DATA TO PROCESS |
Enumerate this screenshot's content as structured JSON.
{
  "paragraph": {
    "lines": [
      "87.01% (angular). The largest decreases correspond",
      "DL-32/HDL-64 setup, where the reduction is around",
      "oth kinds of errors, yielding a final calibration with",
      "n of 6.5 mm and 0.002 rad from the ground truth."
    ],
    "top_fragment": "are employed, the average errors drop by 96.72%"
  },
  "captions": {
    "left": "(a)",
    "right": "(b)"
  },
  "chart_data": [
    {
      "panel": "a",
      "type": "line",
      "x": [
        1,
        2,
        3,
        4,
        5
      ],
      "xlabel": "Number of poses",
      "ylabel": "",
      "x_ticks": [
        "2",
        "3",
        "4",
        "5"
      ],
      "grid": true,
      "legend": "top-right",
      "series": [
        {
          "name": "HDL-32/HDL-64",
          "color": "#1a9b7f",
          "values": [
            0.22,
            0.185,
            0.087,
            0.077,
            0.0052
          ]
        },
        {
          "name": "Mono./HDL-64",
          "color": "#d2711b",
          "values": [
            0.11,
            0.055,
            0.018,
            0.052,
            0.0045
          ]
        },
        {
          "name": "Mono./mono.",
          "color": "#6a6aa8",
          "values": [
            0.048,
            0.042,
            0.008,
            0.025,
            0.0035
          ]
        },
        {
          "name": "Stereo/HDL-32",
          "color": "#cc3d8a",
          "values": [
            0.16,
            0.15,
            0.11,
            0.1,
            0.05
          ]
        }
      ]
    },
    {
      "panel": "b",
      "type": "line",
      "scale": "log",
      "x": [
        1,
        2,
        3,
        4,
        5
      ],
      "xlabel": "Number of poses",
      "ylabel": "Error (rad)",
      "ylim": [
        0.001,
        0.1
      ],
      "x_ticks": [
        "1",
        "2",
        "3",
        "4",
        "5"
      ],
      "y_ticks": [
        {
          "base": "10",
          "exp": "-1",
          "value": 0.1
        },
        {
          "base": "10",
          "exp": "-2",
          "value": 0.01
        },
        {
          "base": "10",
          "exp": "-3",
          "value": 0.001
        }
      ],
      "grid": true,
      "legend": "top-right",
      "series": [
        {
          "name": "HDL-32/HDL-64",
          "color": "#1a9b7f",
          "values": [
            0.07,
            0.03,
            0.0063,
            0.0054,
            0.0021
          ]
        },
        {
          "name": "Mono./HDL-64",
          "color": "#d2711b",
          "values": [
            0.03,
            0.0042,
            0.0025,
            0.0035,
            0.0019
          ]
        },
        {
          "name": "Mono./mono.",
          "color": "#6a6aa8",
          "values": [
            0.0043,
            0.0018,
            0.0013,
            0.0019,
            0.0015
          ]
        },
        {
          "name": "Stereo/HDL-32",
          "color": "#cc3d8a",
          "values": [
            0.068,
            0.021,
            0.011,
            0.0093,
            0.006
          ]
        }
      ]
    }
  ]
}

WHAT IS NEEDED | State how many lines of the records above contain the word "errors", and give only that number.

RESULT FOR THIS TASK | 2